## Excerpt provided
● ● ● ●

These countries too have, with their eyes wide open, invested in unsustainable cultivation. Above all, our government could learn from Southern Europe how not to do things and how to react when things don’t work. We should take advantage of this knowledge in Germany.

Another role model would be North Africa, where the situation is even more precarious. In this region, people have been used to handling water carefully for much longer: For decades, the concept of integrated water resource management has been implemented successfully in many concrete cases. The insights gained show that we as a society should not merely find stop-gap remedies to emerging problems: We need to get to the root of the issues, reduce our water consumption and work toward communal water management.

Are we likely to see water costs increased after the explosion in energy prices?

I don’t think so. Water prices have always been stable in recent years. When I ask people how much they pay for water, many of them do not even know, because no one thinks about the basic provision of public services – even though prices here are already rather high compared to other countries. You can also see this from the fact that prices for drinking water in southern Bavaria are comparable to those in Franconia, even though it takes a lot more effort to access drinking water in Franconia. I actually expect to see savings and, where necessary, coordinated rationing rather than drastic price hikes. However, water extraction fees could be one mechanism to regulate consumption.

● ● ● ●

## Collected data
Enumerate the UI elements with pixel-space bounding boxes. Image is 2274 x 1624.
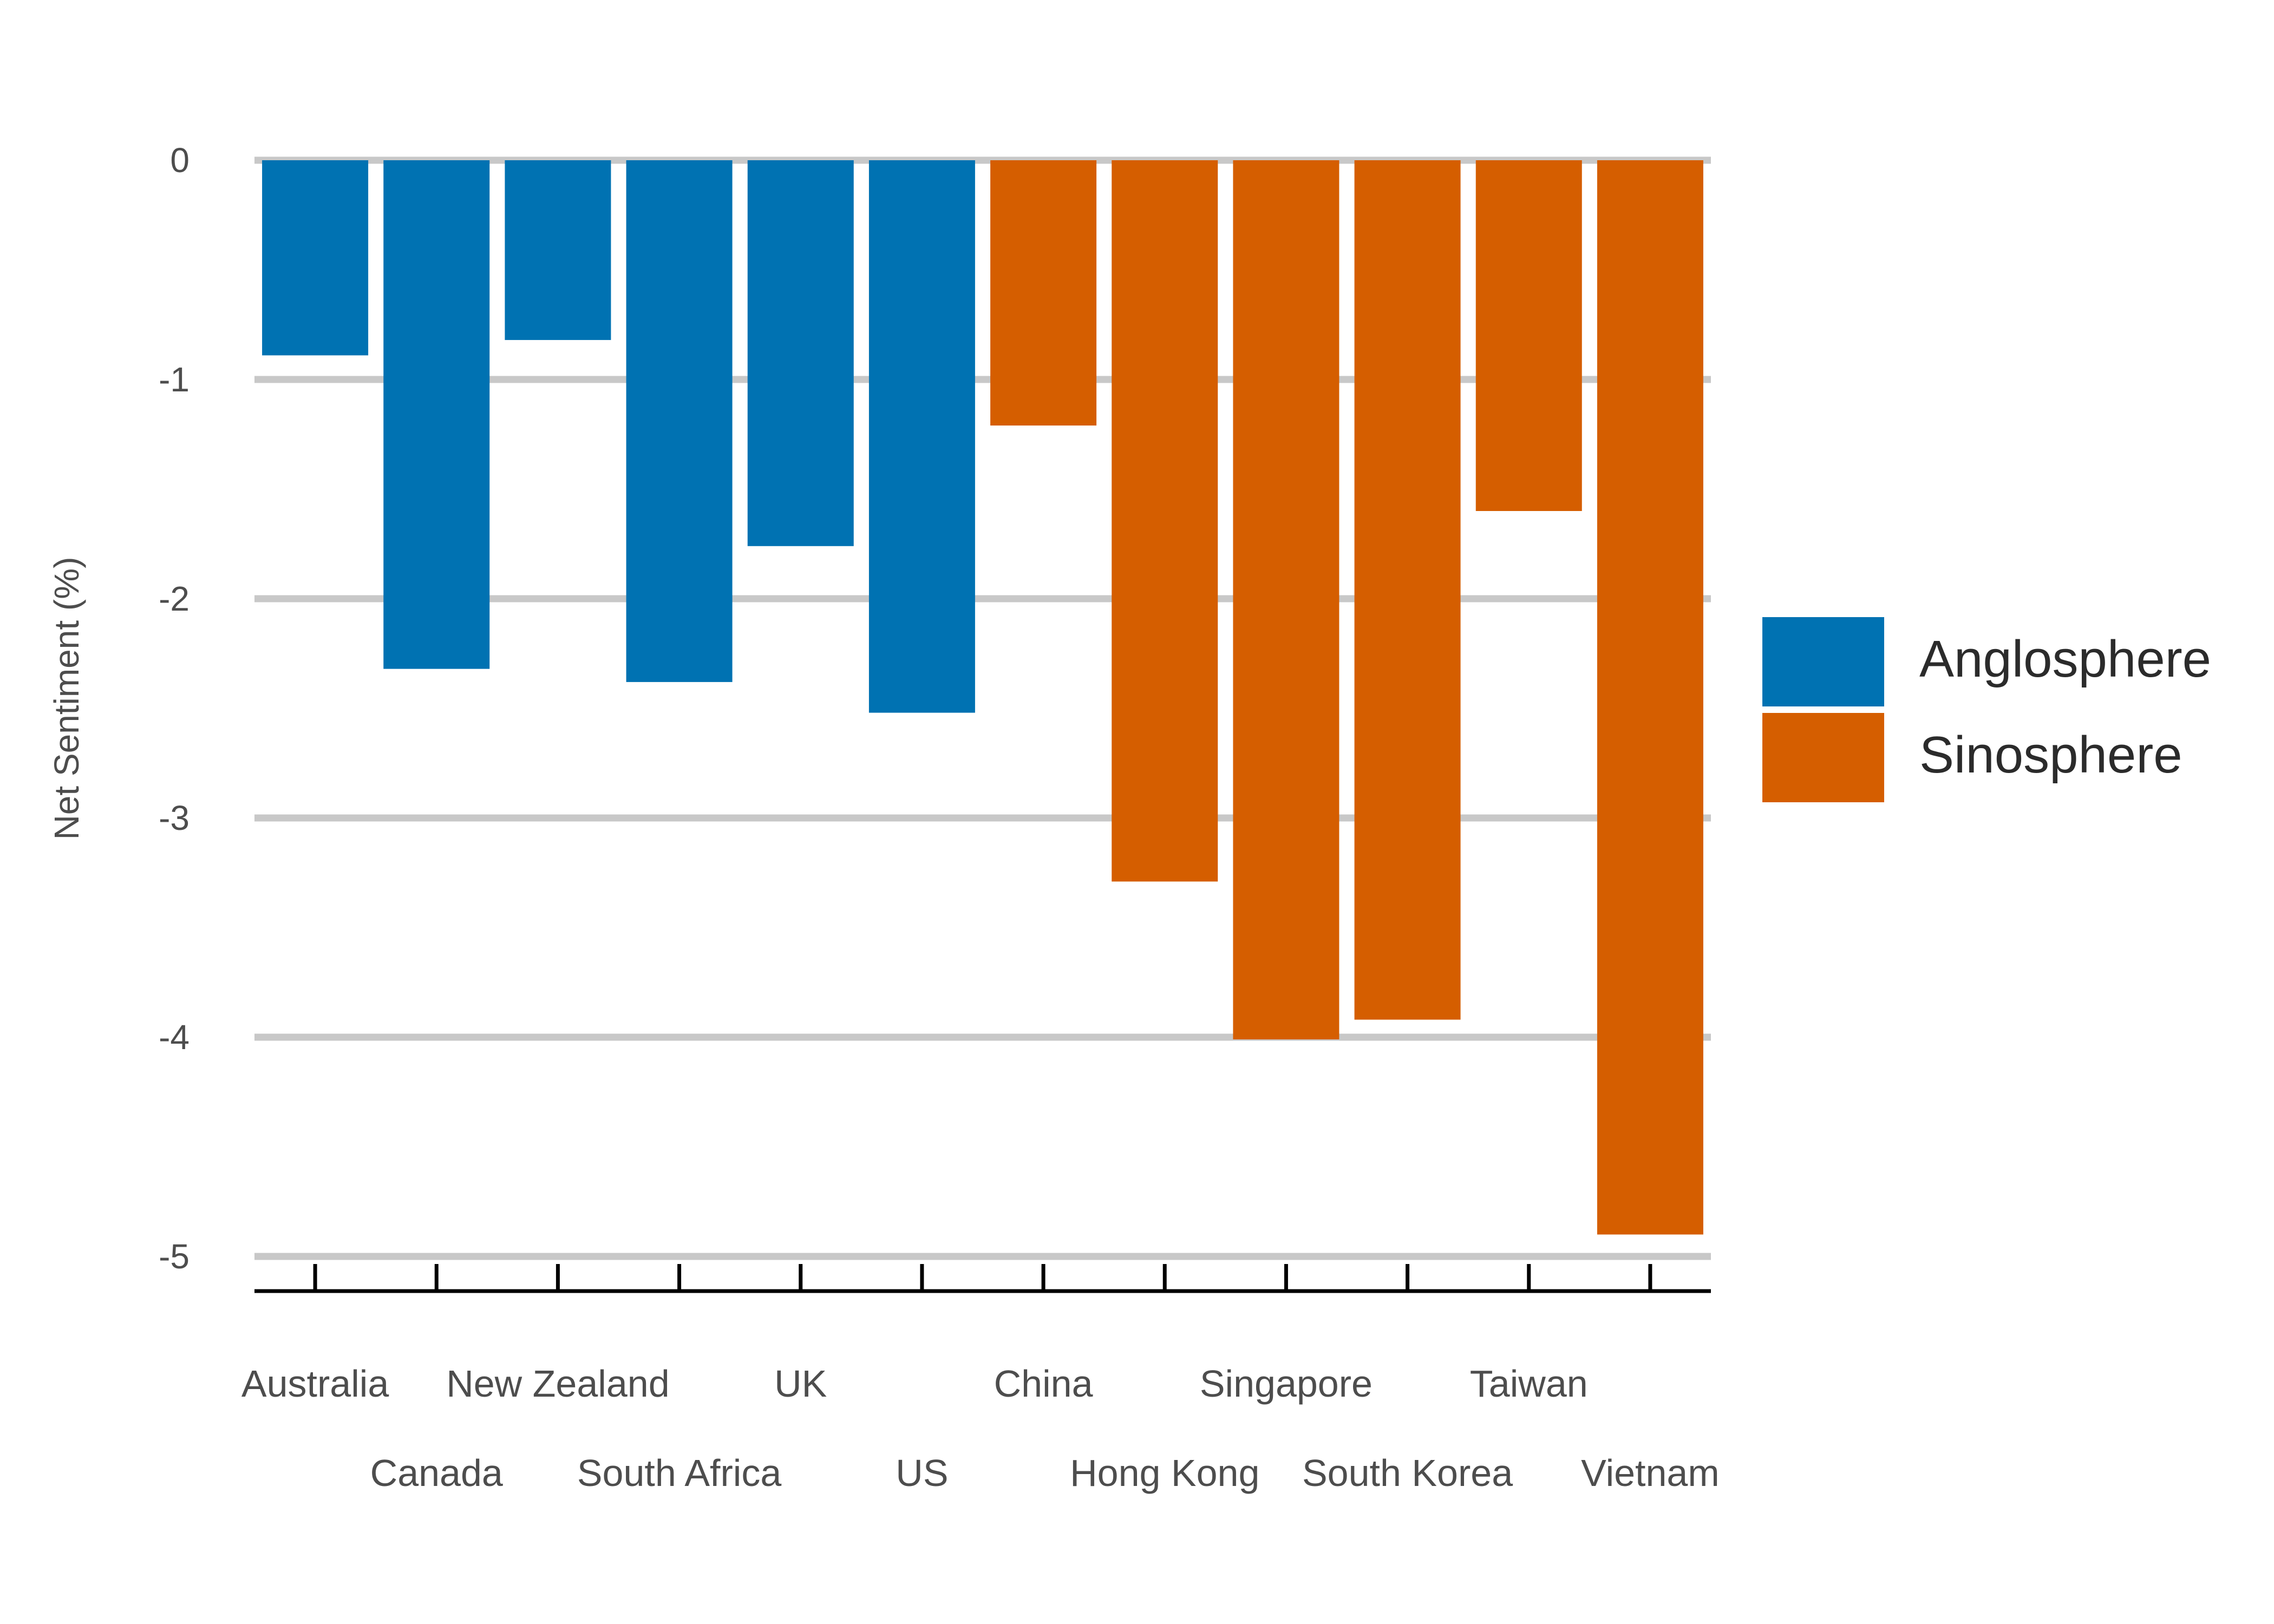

● ● ● ●

## Requirements
a. Transcribe part of the interview on water. Begin at the words "Another role model" and stop after "in energy prices?".
b. Answer these questions from the interview on water:
(i) Which region does the speaker name as another role model?
(ii) What concept has been carried out successfully in that region for decades?
(iii) Which two areas have comparable prices for drinking water?
c. List every place or region named in the interview on water.
The lines are separate material from the interview on water.

## Expected answers
a.
Another role model would be North Africa, where the situation is even more precarious. In this region, people have been used to handling water carefully for much longer: For decades, the concept of integrated water resource management has been implemented successfully in many concrete cases. The insights gained show that we as a society should not merely find stop-gap remedies to emerging problems: We need to get to the root of the issues, reduce our water consumption and work toward communal water management.

Are we likely to see water costs increased after the explosion in energy prices?

b.
(i) North Africa
(ii) Integrated water resource management
(iii) Southern Bavaria and Franconia

c.
Southern Europe
Germany
North Africa
southern Bavaria
Franconia